> **Work to be completed**: Quote every entry word for word.

* start Listed entries *

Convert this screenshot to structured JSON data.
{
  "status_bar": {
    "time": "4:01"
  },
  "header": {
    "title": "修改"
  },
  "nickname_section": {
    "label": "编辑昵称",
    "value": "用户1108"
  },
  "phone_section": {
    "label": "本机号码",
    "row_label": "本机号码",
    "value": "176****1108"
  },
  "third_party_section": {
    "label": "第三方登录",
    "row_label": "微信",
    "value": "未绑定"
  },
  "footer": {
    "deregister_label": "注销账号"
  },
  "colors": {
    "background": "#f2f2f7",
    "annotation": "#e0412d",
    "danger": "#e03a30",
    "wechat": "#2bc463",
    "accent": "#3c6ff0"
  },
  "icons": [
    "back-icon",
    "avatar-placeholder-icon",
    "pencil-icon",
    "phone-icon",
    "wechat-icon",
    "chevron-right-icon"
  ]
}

* end Listed entries *

> **Reply**:
Convert this screenshot to structured JSON data.
{
  "status_bar": {
    "time": "4:01"
  },
  "header": {
    "title": "修改"
  },
  "nickname_section": {
    "label": "编辑昵称",
    "value": "用户1108"
  },
  "phone_section": {
    "label": "本机号码",
    "row_label": "本机号码",
    "value": "176****1108"
  },
  "third_party_section": {
    "label": "第三方登录",
    "row_label": "微信",
    "value": "未绑定"
  },
  "footer": {
    "deregister_label": "注销账号"
  },
  "colors": {
    "background": "#f2f2f7",
    "annotation": "#e0412d",
    "danger": "#e03a30",
    "wechat": "#2bc463",
    "accent": "#3c6ff0"
  },
  "icons": [
    "back-icon",
    "avatar-placeholder-icon",
    "pencil-icon",
    "phone-icon",
    "wechat-icon",
    "chevron-right-icon"
  ]
}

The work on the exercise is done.